Data entries:
-- BEGIN --
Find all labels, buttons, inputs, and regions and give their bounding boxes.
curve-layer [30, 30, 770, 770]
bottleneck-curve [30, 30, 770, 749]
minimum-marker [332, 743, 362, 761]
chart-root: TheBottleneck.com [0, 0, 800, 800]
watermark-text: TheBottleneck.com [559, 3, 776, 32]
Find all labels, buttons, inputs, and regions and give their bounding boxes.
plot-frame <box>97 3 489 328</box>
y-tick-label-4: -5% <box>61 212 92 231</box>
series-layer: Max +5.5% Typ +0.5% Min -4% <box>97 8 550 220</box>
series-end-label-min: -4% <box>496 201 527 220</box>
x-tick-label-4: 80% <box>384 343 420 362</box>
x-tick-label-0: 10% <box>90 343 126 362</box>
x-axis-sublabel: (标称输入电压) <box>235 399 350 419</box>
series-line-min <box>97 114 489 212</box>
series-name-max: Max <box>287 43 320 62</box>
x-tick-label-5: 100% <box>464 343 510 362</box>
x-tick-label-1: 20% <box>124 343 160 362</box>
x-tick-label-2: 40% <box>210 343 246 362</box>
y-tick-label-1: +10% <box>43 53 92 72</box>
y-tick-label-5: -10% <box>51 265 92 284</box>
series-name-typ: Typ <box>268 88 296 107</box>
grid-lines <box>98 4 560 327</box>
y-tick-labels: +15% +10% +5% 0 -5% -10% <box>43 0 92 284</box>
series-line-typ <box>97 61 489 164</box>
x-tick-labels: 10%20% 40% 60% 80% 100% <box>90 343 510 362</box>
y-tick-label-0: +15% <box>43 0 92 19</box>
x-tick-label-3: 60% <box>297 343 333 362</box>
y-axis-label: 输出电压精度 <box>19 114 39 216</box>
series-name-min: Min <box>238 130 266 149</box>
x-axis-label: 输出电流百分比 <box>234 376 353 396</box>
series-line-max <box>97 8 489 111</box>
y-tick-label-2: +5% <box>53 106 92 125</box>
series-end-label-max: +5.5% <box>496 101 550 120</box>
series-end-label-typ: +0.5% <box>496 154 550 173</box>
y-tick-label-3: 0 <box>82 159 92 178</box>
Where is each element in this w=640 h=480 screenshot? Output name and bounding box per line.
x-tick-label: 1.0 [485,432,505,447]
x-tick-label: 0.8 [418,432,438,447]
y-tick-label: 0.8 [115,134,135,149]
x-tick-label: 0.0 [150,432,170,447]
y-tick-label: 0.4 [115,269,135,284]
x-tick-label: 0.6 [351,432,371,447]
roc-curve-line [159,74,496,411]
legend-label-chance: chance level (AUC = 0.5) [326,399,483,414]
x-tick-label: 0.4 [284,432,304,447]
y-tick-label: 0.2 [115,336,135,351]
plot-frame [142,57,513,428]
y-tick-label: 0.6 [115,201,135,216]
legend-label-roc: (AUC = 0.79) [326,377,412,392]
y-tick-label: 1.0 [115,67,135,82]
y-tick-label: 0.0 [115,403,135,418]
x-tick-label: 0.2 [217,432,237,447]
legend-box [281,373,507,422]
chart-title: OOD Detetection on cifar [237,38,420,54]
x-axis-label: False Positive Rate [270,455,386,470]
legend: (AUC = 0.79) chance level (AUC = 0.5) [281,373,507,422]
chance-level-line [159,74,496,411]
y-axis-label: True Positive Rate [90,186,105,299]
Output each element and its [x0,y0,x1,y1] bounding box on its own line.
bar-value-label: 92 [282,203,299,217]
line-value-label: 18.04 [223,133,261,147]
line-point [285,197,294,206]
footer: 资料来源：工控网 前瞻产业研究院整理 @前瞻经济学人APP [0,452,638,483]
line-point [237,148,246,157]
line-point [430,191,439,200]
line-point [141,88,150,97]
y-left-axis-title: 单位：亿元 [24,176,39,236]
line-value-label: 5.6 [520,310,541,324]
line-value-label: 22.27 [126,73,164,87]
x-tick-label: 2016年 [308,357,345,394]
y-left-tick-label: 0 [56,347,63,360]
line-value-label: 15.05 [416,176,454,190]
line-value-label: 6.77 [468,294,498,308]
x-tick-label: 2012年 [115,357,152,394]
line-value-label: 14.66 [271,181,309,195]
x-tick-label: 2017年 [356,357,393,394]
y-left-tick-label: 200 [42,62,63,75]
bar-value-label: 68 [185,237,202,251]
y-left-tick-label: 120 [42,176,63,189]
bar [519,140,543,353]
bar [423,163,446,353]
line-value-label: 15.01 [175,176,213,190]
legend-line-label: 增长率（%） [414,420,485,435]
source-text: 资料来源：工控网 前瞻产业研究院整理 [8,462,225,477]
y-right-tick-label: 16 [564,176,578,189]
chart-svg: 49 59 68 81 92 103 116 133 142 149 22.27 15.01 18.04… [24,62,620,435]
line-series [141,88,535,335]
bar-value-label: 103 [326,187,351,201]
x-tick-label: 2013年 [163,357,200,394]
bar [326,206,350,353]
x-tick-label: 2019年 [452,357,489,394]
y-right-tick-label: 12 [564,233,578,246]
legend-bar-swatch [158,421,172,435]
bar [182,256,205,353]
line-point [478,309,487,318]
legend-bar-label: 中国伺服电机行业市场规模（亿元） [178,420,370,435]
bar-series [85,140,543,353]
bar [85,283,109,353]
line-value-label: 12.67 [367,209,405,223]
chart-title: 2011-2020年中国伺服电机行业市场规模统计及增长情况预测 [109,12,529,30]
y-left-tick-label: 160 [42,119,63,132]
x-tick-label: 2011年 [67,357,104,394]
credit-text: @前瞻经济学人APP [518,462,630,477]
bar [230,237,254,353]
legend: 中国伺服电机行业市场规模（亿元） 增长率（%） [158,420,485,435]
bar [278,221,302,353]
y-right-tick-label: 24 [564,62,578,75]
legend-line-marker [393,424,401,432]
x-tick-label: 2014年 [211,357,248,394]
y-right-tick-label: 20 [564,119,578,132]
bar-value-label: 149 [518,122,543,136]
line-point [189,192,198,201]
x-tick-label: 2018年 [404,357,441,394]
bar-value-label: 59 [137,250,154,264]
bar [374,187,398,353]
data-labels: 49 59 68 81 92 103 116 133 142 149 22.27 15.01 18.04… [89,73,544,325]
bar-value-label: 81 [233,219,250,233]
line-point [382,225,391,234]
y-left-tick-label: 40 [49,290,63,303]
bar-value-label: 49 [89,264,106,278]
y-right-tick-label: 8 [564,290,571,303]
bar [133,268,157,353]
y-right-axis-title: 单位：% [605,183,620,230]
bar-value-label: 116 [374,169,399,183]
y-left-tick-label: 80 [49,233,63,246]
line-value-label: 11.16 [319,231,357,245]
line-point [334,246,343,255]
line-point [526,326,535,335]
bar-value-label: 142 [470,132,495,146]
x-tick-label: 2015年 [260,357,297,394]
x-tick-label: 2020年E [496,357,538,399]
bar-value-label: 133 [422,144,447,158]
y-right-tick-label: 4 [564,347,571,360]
-- END --
Select each line of the items above that contains the word "Output", and reproduce those lines.

EXPECTED ANSWER:
Where is each element in this w=640 h=480 screenshot? Output name and bounding box per line.
Output each element and its [x0,y0,x1,y1] bounding box on its own line.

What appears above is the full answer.